DATA PROVIDED —

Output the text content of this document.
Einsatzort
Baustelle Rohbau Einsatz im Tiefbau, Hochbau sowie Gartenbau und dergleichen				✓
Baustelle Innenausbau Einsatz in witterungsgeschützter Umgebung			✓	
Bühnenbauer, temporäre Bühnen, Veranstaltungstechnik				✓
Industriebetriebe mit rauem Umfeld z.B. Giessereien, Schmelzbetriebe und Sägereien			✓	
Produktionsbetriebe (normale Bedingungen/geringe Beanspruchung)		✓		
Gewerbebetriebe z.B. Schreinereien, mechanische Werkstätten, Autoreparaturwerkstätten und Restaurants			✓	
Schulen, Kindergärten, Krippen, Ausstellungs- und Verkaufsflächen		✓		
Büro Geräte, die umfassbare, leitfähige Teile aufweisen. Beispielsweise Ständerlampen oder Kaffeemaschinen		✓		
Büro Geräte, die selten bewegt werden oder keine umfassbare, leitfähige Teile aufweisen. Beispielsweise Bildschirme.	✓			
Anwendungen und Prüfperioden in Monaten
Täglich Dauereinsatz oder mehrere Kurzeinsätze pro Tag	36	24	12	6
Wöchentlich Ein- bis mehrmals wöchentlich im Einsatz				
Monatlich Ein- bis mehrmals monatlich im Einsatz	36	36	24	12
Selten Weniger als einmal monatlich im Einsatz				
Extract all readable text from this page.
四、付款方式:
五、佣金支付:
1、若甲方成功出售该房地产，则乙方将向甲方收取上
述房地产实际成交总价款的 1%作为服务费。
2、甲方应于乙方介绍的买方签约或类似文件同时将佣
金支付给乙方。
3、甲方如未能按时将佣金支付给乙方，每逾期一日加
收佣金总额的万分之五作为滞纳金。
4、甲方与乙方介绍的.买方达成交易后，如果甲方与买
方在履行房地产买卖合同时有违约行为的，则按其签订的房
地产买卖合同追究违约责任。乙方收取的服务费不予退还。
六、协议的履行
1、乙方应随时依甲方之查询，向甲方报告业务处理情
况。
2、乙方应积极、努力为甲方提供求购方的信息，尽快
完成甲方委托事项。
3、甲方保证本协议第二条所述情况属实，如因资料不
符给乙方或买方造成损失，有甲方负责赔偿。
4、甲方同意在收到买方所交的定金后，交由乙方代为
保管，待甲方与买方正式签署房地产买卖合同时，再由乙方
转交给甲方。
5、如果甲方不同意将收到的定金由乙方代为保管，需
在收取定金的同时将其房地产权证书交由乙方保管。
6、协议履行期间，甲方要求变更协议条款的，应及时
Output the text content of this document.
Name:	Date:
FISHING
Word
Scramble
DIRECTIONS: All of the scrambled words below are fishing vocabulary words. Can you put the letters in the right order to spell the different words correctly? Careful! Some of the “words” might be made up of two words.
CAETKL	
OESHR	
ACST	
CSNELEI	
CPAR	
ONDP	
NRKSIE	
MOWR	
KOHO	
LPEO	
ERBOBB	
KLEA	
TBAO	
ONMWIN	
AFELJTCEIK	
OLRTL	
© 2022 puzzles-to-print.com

GIVEN EXERCISE — Whenever "umfassbare" turns up in a line, pick that line out.

TASK SOLUTION —
Büro Geräte, die umfassbare, leitfähige Teile aufweisen. Beispielsweise Ständerlampen oder Kaffeemaschinen		✓		
Büro Geräte, die selten bewegt werden oder keine umfassbare, leitfähige Teile aufweisen. Beispielsweise Bildschirme.	✓			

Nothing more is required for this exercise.